== TASK MATERIAL
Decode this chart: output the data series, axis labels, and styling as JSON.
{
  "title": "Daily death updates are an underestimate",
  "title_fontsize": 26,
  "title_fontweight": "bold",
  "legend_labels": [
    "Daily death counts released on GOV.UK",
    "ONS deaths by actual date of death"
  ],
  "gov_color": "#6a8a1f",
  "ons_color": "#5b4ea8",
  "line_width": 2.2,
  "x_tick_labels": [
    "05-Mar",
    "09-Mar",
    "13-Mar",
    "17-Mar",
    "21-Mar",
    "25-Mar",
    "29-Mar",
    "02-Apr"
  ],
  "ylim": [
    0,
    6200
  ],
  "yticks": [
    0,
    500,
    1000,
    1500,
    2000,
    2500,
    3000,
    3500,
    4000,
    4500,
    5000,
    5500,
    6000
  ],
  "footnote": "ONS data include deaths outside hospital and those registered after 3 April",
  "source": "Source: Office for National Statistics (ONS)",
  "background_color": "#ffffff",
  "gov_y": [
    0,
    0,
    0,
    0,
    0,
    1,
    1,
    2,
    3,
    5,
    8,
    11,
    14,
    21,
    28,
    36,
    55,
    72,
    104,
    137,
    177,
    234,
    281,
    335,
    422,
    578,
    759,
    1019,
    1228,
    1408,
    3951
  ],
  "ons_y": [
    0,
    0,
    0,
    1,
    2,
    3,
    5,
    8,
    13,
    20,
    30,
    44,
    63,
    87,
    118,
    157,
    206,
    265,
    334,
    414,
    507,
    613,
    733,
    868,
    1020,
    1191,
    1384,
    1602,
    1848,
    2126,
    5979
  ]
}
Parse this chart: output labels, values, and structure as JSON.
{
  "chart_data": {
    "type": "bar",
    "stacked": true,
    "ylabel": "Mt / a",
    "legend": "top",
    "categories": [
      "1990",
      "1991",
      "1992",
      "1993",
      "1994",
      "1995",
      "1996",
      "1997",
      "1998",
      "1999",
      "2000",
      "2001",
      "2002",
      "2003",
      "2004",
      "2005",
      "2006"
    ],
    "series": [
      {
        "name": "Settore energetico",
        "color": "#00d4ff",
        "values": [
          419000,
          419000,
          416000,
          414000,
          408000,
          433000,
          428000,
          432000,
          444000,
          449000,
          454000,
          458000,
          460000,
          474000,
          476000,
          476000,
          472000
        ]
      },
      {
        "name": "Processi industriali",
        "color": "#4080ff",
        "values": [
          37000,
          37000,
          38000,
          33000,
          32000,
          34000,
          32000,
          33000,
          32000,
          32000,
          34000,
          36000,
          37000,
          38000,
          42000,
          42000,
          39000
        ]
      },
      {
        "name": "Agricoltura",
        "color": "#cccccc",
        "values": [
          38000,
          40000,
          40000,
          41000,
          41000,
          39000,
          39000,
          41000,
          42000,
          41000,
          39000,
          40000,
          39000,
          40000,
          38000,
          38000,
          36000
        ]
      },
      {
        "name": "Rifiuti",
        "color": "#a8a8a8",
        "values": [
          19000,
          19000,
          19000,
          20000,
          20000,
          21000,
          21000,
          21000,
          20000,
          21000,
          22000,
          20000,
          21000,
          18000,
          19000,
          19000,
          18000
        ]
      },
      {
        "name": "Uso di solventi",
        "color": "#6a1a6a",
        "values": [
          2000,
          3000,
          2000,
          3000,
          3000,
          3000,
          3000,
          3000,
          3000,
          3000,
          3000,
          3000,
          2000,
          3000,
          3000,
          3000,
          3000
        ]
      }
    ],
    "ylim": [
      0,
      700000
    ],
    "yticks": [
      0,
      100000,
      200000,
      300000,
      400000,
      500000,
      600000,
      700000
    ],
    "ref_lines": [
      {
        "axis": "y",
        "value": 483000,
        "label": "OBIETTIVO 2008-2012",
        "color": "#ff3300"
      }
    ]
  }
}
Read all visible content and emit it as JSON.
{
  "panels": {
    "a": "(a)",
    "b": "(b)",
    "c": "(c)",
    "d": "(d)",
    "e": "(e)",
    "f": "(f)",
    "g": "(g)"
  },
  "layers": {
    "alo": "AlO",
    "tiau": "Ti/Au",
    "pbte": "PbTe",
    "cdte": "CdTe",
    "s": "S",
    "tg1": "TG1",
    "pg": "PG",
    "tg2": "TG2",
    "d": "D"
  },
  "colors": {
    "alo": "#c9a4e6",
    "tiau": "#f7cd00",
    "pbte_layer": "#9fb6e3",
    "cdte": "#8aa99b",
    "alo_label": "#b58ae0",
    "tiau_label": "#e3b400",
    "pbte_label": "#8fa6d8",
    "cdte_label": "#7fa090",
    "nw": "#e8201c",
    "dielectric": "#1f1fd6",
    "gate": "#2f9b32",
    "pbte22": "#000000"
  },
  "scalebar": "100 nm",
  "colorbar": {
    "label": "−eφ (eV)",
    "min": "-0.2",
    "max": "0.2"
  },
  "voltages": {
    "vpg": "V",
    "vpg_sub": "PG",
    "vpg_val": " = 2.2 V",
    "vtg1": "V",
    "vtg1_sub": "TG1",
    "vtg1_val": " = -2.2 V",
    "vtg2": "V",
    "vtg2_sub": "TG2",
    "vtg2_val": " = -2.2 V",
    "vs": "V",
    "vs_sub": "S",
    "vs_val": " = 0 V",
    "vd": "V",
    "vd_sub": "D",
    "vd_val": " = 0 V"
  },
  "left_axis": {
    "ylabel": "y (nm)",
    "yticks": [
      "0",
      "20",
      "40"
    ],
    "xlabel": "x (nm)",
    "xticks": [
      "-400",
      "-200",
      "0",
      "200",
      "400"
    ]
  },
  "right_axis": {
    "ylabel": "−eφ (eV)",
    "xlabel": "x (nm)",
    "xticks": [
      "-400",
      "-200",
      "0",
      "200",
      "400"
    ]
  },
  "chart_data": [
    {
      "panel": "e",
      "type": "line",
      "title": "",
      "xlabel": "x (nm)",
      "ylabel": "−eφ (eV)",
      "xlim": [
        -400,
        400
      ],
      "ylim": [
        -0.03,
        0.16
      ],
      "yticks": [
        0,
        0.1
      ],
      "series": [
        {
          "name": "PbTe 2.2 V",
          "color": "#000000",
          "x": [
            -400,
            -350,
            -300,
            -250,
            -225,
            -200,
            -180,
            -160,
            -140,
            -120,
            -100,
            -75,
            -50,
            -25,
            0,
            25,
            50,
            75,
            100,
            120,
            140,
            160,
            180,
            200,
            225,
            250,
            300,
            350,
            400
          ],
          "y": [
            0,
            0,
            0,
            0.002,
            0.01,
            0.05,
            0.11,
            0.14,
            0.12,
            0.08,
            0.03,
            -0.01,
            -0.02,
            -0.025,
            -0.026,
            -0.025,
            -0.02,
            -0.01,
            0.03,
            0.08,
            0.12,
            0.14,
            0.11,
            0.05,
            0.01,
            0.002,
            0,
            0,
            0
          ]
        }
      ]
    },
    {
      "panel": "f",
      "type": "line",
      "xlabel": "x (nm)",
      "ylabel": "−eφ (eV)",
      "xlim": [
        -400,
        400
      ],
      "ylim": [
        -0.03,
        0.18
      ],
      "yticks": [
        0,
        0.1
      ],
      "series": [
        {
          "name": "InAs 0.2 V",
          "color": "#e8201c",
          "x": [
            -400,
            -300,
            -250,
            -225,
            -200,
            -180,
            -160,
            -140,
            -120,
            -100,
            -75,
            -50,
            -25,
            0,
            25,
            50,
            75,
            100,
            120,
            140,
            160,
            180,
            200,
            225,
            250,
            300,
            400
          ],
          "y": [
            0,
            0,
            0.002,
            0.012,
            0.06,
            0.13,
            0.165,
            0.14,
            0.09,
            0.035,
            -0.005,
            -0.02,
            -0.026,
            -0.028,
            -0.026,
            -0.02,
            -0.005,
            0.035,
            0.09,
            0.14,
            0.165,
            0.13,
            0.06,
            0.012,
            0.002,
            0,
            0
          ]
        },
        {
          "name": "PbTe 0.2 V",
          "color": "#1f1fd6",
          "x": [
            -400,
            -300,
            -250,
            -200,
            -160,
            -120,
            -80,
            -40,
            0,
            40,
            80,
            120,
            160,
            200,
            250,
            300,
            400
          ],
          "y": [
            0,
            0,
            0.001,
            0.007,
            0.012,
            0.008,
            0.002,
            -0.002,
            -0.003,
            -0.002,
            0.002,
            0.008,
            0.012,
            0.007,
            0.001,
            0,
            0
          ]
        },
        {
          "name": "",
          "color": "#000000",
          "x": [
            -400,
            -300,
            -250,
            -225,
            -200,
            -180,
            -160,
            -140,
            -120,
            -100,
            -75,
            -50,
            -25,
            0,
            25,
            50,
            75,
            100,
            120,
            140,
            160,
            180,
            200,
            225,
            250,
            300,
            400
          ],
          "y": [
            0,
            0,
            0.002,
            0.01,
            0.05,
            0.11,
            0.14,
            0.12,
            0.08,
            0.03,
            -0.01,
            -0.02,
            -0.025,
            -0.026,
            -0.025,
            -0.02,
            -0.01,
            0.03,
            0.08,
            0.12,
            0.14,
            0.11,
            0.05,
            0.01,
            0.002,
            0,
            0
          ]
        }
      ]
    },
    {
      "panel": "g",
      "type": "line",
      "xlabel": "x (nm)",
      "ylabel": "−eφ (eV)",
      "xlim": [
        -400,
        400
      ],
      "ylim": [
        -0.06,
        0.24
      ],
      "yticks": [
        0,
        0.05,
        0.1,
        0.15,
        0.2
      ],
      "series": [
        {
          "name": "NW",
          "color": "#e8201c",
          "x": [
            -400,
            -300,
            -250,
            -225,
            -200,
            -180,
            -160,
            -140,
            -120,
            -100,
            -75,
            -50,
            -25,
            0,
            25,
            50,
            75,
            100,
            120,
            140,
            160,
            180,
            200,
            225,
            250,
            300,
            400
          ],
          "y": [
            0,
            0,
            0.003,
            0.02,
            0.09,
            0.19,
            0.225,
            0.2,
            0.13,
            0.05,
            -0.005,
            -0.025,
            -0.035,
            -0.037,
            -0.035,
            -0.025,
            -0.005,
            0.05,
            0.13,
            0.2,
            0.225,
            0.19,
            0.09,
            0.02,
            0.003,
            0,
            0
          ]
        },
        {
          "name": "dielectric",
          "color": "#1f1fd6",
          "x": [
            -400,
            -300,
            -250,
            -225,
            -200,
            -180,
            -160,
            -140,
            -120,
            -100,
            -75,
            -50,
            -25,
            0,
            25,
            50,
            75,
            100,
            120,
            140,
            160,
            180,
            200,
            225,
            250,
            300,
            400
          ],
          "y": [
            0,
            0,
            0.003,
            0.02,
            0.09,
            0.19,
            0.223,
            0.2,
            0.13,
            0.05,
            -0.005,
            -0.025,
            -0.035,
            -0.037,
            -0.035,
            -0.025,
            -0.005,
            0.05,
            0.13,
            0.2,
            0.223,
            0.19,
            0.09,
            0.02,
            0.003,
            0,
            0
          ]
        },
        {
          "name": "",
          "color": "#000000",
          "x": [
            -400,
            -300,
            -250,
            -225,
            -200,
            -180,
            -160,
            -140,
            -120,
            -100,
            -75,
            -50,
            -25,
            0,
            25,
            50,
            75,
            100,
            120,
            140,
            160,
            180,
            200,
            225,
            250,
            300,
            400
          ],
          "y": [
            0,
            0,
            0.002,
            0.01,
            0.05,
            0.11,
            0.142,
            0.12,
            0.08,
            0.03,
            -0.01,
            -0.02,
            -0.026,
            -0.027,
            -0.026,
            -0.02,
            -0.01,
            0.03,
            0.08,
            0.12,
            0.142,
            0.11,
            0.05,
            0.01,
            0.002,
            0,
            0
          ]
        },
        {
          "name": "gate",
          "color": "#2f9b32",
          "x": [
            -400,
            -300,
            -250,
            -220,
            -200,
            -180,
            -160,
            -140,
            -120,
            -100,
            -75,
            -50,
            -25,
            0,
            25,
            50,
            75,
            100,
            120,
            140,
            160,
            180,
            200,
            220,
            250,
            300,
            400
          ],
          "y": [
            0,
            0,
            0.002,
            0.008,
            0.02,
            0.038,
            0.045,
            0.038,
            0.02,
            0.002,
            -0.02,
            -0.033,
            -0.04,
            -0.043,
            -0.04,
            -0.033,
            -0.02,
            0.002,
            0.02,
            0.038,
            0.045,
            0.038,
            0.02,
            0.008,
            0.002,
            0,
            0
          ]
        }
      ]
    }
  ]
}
====
#### WRITTEN REQUEST
For the listing above, identify each line bearing "deaths".

#### RESPONSE
    "ONS deaths by actual date of death"
  "footnote": "ONS data include deaths outside hospital and those registered after 3 April",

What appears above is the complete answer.